## Records provided
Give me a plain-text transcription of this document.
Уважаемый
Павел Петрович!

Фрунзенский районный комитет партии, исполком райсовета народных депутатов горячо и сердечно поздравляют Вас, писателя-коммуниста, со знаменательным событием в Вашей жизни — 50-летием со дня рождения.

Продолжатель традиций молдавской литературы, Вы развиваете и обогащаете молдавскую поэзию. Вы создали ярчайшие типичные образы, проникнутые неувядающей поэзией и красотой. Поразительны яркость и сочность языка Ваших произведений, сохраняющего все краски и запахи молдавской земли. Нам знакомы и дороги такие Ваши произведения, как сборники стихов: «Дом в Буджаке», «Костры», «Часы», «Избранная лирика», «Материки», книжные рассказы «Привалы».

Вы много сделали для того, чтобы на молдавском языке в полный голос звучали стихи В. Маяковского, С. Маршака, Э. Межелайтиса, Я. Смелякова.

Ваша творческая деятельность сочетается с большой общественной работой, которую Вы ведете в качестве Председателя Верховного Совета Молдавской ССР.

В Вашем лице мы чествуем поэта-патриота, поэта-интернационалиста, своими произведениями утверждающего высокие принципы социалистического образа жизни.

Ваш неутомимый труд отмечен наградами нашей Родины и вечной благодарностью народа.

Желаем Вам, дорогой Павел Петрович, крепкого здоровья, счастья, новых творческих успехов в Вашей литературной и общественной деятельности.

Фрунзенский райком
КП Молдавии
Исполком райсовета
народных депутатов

## Stated task
Using the entries above, find all lines with "райсовета". Copy them.

## Completed task
Фрунзенский районный комитет партии, исполком райсовета народных депутатов горячо и сердечно поздравляют Вас, писателя-коммуниста, со знаменательным событием в Вашей жизни — 50-летием со дня рождения.
Исполком райсовета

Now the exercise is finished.